--- START ---

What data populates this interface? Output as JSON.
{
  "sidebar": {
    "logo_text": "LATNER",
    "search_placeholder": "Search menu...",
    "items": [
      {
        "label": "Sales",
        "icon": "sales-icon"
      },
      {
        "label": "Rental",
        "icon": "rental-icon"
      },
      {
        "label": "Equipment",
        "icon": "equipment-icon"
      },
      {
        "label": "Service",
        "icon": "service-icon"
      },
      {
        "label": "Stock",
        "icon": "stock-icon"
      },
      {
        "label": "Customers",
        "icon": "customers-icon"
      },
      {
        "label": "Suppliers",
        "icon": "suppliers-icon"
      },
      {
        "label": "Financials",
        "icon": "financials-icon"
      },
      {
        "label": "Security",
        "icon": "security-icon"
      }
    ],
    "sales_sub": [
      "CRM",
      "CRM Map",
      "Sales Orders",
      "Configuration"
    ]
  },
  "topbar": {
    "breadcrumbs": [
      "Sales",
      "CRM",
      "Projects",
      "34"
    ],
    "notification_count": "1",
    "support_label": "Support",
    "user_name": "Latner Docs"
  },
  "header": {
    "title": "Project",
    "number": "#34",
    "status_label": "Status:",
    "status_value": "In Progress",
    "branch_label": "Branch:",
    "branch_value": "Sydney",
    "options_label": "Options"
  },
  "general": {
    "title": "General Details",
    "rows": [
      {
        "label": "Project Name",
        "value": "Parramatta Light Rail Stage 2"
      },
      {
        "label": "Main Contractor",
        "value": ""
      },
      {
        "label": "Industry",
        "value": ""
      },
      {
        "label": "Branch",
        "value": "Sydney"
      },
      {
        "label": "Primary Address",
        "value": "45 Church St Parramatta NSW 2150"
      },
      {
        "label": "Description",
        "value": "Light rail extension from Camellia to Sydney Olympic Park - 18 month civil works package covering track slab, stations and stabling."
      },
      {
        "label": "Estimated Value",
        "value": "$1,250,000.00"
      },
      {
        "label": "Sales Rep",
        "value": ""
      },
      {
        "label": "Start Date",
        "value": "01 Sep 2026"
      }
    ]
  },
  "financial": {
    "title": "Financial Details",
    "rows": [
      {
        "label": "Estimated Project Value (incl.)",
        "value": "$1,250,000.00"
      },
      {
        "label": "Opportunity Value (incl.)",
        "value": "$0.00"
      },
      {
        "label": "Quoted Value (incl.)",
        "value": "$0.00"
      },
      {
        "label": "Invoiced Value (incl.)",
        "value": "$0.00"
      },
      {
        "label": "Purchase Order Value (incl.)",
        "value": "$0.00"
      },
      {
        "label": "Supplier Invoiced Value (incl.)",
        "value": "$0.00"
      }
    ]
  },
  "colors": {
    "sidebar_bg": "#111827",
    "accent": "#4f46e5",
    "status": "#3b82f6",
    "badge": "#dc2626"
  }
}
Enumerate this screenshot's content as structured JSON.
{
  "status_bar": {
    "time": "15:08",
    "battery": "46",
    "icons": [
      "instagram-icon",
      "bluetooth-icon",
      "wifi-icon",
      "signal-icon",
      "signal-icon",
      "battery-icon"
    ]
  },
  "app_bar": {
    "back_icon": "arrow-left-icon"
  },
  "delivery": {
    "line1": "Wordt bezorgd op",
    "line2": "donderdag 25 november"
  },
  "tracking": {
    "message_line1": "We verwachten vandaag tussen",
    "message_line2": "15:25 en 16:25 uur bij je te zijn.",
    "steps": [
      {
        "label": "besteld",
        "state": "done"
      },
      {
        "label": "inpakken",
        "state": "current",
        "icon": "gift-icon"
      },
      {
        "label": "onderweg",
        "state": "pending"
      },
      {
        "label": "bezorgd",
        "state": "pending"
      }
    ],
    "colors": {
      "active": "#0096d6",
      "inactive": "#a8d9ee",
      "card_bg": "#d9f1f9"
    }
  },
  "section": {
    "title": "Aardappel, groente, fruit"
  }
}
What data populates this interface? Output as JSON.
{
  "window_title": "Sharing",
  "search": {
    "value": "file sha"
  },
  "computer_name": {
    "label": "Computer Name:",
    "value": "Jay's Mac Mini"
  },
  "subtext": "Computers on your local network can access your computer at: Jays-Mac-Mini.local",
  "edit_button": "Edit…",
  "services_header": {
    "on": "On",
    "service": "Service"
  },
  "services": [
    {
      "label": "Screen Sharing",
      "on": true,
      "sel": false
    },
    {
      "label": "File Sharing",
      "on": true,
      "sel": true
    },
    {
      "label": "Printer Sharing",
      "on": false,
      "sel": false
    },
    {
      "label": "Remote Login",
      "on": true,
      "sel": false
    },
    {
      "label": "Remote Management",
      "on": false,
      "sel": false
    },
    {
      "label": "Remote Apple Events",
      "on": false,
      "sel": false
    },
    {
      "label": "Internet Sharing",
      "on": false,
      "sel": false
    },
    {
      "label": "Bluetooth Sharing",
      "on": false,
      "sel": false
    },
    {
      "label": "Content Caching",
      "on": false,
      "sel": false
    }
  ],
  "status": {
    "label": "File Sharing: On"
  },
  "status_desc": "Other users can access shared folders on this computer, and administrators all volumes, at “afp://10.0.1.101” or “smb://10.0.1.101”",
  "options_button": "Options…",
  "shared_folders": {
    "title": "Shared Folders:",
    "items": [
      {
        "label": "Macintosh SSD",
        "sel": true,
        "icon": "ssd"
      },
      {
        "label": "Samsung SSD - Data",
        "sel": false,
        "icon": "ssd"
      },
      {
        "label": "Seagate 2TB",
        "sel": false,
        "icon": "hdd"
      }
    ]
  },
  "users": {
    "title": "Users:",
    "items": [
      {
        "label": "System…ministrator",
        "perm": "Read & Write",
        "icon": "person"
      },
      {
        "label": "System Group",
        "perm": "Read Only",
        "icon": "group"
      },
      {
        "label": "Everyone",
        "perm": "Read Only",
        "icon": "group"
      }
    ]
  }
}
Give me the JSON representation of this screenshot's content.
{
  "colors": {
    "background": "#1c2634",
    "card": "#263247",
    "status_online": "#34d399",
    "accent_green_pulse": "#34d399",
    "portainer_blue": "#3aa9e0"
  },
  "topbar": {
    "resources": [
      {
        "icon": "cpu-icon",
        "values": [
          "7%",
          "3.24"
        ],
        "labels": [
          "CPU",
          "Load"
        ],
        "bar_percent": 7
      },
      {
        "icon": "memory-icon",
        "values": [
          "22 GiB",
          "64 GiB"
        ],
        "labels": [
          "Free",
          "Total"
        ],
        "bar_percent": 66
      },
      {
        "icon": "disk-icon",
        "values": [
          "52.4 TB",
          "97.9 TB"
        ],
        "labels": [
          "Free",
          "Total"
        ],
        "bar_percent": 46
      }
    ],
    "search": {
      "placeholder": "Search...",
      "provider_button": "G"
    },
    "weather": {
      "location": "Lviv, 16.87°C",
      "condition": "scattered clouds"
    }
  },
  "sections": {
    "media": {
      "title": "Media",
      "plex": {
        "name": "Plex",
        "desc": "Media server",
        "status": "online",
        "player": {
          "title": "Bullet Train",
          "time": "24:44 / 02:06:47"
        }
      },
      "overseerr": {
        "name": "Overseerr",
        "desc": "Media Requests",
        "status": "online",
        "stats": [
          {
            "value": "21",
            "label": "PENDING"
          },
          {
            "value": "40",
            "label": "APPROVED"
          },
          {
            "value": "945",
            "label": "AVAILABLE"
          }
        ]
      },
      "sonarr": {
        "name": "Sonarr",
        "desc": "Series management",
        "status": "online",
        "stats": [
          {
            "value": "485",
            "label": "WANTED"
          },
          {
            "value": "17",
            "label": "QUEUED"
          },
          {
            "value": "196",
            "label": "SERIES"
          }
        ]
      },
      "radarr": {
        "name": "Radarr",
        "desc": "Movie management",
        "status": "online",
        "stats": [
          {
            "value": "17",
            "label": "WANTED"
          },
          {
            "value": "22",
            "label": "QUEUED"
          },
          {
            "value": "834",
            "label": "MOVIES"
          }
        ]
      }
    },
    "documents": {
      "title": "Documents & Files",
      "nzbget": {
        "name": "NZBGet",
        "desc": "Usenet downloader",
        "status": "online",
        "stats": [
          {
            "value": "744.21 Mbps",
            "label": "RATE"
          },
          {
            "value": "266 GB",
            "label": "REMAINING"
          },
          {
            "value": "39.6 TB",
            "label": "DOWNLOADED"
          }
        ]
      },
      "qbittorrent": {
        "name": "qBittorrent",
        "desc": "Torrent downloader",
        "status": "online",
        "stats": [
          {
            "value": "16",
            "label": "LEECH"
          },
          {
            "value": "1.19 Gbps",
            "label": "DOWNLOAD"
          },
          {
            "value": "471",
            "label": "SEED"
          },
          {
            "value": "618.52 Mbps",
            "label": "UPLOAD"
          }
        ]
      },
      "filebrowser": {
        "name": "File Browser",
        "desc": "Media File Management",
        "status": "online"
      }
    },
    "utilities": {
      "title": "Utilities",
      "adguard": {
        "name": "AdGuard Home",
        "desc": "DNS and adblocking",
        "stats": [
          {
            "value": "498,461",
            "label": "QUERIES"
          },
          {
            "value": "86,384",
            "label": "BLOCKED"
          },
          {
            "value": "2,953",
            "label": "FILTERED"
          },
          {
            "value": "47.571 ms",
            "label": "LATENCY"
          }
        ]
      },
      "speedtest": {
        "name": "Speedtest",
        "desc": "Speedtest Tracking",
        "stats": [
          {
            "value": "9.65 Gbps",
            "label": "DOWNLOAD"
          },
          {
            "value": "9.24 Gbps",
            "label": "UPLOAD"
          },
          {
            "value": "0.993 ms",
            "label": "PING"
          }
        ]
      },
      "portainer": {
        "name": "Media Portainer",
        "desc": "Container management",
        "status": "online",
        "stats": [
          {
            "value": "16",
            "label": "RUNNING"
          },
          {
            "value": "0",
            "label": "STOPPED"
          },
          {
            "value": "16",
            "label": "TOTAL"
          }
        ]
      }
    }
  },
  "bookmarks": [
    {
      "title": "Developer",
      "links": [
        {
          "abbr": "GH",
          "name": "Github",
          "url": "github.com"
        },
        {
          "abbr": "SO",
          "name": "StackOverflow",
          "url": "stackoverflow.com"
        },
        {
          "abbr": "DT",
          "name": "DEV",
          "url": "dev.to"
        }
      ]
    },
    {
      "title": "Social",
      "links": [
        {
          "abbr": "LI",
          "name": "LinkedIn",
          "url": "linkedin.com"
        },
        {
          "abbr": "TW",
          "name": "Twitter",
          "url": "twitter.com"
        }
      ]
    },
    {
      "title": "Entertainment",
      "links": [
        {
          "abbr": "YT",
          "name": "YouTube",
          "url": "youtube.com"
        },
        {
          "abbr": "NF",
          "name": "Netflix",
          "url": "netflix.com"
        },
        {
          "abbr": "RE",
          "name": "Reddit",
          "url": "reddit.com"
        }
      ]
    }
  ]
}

--- END ---

- **To be done**
Out of the material above, select every line that holds the string "Estimated".

- **Correct result**
        "label": "Estimated Value",
        "label": "Estimated Project Value (incl.)",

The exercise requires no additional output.